** begin **

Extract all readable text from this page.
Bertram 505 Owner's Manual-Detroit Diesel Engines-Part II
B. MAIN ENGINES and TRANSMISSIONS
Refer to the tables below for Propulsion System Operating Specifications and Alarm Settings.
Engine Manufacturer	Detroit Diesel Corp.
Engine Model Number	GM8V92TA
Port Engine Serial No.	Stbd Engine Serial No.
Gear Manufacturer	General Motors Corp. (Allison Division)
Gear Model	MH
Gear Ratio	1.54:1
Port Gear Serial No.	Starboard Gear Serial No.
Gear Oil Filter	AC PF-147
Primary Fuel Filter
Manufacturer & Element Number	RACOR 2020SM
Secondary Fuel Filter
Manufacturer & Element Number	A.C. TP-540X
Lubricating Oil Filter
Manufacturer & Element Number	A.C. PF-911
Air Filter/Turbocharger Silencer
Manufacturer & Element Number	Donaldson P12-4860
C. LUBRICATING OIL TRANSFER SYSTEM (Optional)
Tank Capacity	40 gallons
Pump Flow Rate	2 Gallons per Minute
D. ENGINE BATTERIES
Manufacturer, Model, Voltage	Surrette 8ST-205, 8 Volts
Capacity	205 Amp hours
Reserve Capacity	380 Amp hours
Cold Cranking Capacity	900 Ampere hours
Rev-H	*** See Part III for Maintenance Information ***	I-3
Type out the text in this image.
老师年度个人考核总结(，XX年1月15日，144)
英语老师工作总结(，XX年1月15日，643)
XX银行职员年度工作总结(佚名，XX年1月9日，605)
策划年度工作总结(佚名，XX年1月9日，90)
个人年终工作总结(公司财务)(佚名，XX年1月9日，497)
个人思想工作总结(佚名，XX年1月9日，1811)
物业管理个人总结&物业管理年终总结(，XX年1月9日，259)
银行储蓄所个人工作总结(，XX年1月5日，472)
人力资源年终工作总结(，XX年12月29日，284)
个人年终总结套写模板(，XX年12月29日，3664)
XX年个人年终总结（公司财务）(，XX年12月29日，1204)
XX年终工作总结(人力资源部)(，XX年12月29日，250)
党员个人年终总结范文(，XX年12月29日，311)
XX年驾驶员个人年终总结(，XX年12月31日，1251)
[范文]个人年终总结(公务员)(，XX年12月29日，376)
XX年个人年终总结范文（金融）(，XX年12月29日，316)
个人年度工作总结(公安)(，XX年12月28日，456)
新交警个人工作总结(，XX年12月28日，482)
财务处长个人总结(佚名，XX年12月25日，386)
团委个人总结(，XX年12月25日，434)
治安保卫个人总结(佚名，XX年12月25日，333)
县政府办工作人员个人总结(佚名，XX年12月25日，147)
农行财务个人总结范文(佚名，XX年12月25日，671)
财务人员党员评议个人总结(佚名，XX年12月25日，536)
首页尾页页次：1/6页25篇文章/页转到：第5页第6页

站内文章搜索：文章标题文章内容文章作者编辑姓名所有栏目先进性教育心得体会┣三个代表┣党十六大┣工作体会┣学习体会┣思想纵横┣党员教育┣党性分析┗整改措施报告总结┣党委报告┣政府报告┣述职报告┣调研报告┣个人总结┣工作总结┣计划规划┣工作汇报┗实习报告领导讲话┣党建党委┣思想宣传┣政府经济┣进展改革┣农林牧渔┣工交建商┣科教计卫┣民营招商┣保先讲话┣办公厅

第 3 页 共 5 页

** end **

• _WORK REQUIRED_:
Copy all lines of the listing above that contain the string "this".

• _THE ANSWER_:
Extract all readable text from this page.
Type out the text in this image.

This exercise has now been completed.